**What is expected:** Give only the number of lines in the records that include the string "Durchl".

Begin

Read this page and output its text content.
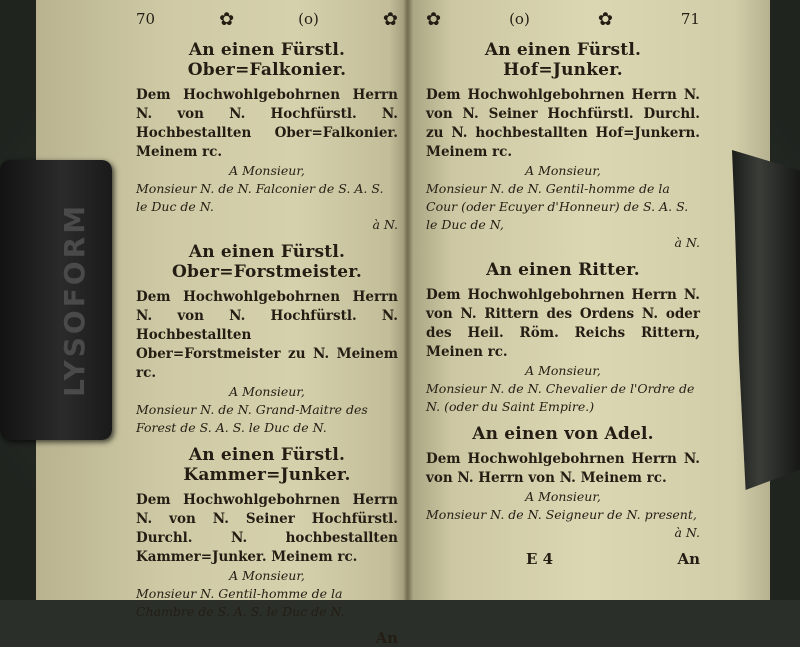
70	✿	(o)	✿
An einen Fürstl. Ober=Falkonier.
Dem Hochwohlgebohrnen Herrn N. von N. Hochfürstl. N. Hochbestallten Ober=Falkonier. Meinem rc.
A Monsieur,
Monsieur N. de N. Falconier de S. A. S. le Duc de N.
à N.
An einen Fürstl. Ober=Forstmeister.
Dem Hochwohlgebohrnen Herrn N. von N. Hochfürstl. N. Hochbestallten Ober=Forstmeister zu N. Meinem rc.
A Monsieur,
Monsieur N. de N. Grand-Maitre des Forest de S. A. S. le Duc de N.
An einen Fürstl. Kammer=Junker.
Dem Hochwohlgebohrnen Herrn N. von N. Seiner Hochfürstl. Durchl. N. hochbestallten Kammer=Junker. Meinem rc.
A Monsieur,
Monsieur N. Gentil-homme de la Chambre de S. A. S. le Duc de N.
An
✿	(o)	✿	71
An einen Fürstl. Hof=Junker.
Dem Hochwohlgebohrnen Herrn N. von N. Seiner Hochfürstl. Durchl. zu N. hochbestallten Hof=Junkern. Meinem rc.
A Monsieur,
Monsieur N. de N. Gentil-homme de la Cour (oder Ecuyer d'Honneur) de S. A. S. le Duc de N,
à N.
An einen Ritter.
Dem Hochwohlgebohrnen Herrn N. von N. Rittern des Ordens N. oder des Heil. Röm. Reichs Rittern, Meinen rc.
A Monsieur,
Monsieur N. de N. Chevalier de l'Ordre de N. (oder du Saint Empire.)
An einen von Adel.
Dem Hochwohlgebohrnen Herrn N. von N. Herrn von N. Meinem rc.
A Monsieur,
Monsieur N. de N. Seigneur de N. present,
à N.
E 4	An
LYSOFORM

End

**Result of the exercise:** 2